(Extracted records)
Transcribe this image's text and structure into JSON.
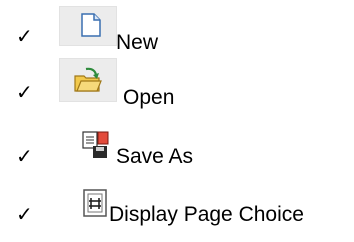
{
  "toolbar": {
    "items": [
      {
        "label": "New",
        "checked": true,
        "icon": "new-document-icon"
      },
      {
        "label": "Open",
        "checked": true,
        "icon": "open-folder-icon"
      },
      {
        "label": "Save As",
        "checked": true,
        "icon": "save-as-icon"
      },
      {
        "label": "Display Page Choice",
        "checked": true,
        "icon": "page-choice-icon"
      }
    ],
    "check_glyph": "✓"
  }
}
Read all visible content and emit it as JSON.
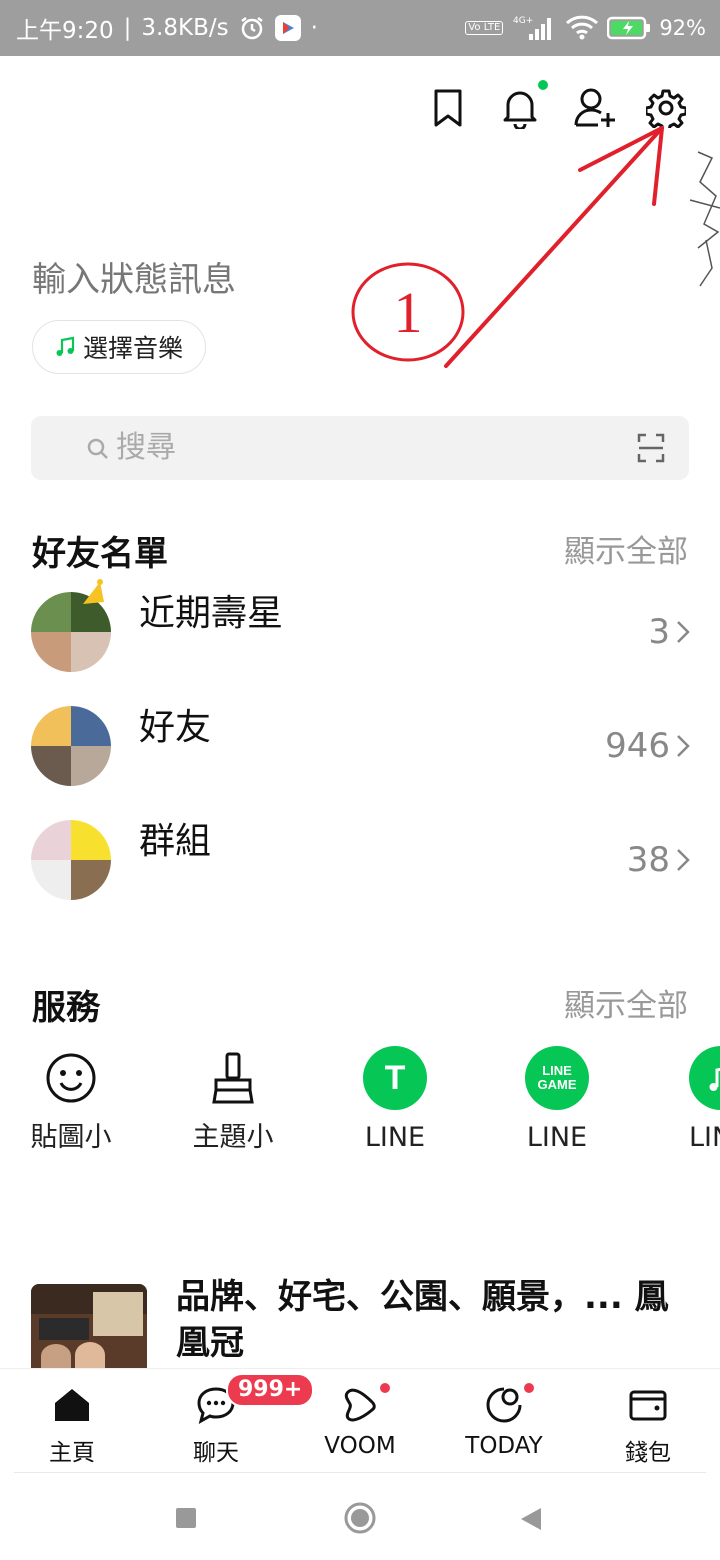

- _DIRECTION_
Pictures stay out; reproduce every line of the records exactly.

- _ANSWER BELOW_
Transcribe this image's text and structure into JSON.
{
  "toolbar": {
    "items": [
      {
        "label": "New",
        "checked": true,
        "icon": "new-document-icon"
      },
      {
        "label": "Open",
        "checked": true,
        "icon": "open-folder-icon"
      },
      {
        "label": "Save As",
        "checked": true,
        "icon": "save-as-icon"
      },
      {
        "label": "Display Page Choice",
        "checked": true,
        "icon": "page-choice-icon"
      }
    ],
    "check_glyph": "✓"
  }
}
Read all visible content and emit it as JSON.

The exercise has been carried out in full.